> [Aufgaben]
a: Beantworte kurz anhand des Textes über die Panama Papers:
(i) Welche Gruppen zählt der Text gleich zu Beginn auf?
(ii) Welcher Satz wird uns laut Text immer wieder eingetrichtert?
(iii) Welche zwei Ziele der Reichen nennt der Text?
b: Gib aus dem Text über die Panama Papers den Abschnitt zwischen „Tod dem Finanzplatz!“ und „erwirtschaftetes Geld weißzuwaschen.“ einschließlich wortgetreu wieder.

> [Textauszug]
============
Tod dem Finanzplatz!

Geschäftsleute, Politiker*innen, Sportler*innen, Kriminelle, Kriegsverbrecher*innen…
Die Panama Papers verdeutlichen einmal mehr, wie bequem sich die „globale“ Elite im Neoliberalismus eingerichtet hat. „Wenn es der Wirtschaft gut geht, geht es allen gut“, wird uns immer wieder eingetrichtert. Dabei ist die Realität eine andere: Unter den Augen der Weltpolitik wird der Reichtum – der eben nicht von Betrieben, sondern
von arbeitenden Menschen geschaffen wird – am jeweiligen nationalen Fiskus vorbei in Steuerparadiese gebracht. Ziel der Reichen ist es, so wenig wie möglich Steuern zu zahlen und auf kriminelle Art und Weise erwirtschaftetes Geld weißzuwaschen.
============
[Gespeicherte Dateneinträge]
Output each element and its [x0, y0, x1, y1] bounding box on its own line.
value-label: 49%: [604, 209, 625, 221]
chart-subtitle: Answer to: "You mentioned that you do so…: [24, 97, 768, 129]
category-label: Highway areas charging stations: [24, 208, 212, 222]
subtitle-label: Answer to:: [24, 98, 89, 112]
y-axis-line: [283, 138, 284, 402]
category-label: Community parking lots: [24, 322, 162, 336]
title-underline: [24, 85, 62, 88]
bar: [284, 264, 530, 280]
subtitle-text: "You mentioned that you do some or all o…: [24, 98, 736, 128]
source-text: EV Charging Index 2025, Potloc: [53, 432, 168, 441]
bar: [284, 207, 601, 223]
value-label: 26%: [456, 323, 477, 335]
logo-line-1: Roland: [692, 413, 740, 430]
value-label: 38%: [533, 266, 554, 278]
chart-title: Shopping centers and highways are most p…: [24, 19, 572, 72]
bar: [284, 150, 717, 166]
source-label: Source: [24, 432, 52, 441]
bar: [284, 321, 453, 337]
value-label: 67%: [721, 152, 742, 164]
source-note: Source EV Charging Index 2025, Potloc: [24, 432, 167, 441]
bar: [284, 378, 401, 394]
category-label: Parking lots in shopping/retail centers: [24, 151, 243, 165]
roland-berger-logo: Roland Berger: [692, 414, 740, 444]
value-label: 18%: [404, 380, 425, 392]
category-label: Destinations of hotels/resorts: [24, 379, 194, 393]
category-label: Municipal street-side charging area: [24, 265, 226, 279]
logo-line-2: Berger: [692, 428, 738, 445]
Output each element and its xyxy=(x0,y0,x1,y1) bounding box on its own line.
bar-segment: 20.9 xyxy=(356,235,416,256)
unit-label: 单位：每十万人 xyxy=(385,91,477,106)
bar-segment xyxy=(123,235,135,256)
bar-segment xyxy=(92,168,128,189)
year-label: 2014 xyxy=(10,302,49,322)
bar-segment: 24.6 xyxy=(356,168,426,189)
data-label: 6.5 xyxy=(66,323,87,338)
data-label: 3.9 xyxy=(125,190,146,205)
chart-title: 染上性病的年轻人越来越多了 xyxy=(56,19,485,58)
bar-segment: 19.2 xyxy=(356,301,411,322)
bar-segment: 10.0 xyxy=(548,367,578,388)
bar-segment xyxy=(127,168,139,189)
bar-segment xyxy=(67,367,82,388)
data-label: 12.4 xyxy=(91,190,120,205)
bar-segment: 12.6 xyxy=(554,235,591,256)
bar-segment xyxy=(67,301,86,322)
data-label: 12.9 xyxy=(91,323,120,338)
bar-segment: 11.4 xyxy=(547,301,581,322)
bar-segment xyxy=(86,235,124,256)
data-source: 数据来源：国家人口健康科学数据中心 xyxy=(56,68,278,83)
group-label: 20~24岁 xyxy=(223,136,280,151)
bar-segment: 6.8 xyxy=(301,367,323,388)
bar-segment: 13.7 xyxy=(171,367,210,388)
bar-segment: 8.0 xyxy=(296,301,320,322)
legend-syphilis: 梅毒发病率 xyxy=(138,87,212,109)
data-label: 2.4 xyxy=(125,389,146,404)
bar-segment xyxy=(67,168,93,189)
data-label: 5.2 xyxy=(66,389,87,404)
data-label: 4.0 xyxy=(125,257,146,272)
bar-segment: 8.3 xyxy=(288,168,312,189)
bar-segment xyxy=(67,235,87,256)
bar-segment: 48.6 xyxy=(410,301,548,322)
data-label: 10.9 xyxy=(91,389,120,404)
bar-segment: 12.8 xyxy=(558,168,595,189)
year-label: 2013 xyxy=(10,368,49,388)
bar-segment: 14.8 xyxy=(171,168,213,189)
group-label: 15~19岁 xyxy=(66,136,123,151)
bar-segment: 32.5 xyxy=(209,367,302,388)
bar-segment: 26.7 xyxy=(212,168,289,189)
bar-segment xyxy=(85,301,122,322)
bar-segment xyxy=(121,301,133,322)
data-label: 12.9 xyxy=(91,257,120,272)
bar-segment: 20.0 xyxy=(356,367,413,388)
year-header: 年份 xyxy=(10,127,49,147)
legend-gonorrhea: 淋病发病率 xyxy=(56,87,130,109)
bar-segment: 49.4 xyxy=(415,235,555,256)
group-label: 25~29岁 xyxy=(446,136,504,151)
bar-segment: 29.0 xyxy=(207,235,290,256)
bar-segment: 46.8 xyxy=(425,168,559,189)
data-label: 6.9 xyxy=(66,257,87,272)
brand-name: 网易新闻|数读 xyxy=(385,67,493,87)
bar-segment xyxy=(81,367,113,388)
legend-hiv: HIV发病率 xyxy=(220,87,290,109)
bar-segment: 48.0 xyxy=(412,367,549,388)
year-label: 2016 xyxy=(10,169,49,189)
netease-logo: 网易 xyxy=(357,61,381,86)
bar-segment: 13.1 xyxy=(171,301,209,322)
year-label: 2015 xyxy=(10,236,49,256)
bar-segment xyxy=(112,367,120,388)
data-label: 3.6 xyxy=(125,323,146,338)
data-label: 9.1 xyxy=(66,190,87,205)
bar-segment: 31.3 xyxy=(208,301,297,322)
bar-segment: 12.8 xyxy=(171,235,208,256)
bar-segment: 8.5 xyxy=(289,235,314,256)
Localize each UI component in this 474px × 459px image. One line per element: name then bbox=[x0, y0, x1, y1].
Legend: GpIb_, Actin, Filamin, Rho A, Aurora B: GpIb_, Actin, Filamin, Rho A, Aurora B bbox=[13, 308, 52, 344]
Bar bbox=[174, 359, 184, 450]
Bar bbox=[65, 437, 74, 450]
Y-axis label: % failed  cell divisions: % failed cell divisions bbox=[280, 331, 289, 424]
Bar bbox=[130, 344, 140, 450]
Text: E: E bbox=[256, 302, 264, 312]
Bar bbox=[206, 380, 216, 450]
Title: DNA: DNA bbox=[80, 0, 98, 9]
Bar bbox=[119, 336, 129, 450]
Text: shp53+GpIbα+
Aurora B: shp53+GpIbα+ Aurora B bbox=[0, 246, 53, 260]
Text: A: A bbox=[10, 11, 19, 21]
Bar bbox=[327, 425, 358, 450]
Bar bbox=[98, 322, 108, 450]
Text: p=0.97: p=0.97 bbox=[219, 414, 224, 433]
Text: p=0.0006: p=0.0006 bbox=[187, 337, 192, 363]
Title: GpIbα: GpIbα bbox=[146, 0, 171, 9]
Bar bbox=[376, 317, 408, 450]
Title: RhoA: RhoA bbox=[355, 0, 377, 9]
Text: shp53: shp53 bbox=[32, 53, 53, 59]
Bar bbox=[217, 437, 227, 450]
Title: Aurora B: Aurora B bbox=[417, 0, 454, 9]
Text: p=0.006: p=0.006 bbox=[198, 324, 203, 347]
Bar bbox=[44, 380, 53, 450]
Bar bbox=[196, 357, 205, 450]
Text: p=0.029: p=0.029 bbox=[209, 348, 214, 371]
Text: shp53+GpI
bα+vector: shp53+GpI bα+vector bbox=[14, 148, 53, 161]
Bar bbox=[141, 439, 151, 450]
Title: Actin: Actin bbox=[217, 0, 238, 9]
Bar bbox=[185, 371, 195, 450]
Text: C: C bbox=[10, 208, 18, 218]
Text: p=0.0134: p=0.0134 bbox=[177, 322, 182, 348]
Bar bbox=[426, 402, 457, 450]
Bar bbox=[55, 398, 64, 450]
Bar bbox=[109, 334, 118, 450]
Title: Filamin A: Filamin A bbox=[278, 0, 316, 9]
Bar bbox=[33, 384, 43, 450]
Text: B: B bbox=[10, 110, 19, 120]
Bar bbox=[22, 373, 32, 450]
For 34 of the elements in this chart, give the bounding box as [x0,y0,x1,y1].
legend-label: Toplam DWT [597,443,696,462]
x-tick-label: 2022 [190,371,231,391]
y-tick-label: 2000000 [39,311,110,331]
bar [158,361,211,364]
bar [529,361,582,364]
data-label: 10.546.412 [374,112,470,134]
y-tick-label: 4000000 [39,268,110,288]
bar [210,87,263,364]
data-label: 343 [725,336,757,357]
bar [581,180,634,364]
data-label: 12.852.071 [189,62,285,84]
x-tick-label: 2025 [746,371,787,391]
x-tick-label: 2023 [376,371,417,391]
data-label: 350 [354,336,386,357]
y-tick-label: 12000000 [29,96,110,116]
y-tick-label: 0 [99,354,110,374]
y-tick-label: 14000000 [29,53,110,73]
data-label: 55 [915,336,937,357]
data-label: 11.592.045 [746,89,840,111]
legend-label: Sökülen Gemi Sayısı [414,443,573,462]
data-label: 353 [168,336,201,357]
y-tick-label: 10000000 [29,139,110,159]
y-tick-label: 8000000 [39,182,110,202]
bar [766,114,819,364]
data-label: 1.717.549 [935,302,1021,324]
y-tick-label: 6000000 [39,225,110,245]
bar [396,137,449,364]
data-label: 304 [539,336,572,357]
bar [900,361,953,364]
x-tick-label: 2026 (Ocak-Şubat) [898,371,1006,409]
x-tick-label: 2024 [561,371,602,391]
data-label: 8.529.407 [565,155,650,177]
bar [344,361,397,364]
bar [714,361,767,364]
============
> [Lösungen]
a:
(i) Geschäftsleute, Politiker*innen, Sportler*innen, Kriminelle und Kriegsverbrecher*innen.
(ii) „Wenn es der Wirtschaft gut geht, geht es allen gut.“
(iii) So wenig wie möglich Steuern zu zahlen und auf kriminelle Art und Weise erwirtschaftetes Geld weißzuwaschen.

b:
Tod dem Finanzplatz!

Geschäftsleute, Politiker*innen, Sportler*innen, Kriminelle, Kriegsverbrecher*innen…
Die Panama Papers verdeutlichen einmal mehr, wie bequem sich die „globale“ Elite im Neoliberalismus eingerichtet hat. „Wenn es der Wirtschaft gut geht, geht es allen gut“, wird uns immer wieder eingetrichtert. Dabei ist die Realität eine andere: Unter den Augen der Weltpolitik wird der Reichtum – der eben nicht von Betrieben, sondern
von arbeitenden Menschen geschaffen wird – am jeweiligen nationalen Fiskus vorbei in Steuerparadiese gebracht. Ziel der Reichen ist es, so wenig wie möglich Steuern zu zahlen und auf kriminelle Art und Weise erwirtschaftetes Geld weißzuwaschen.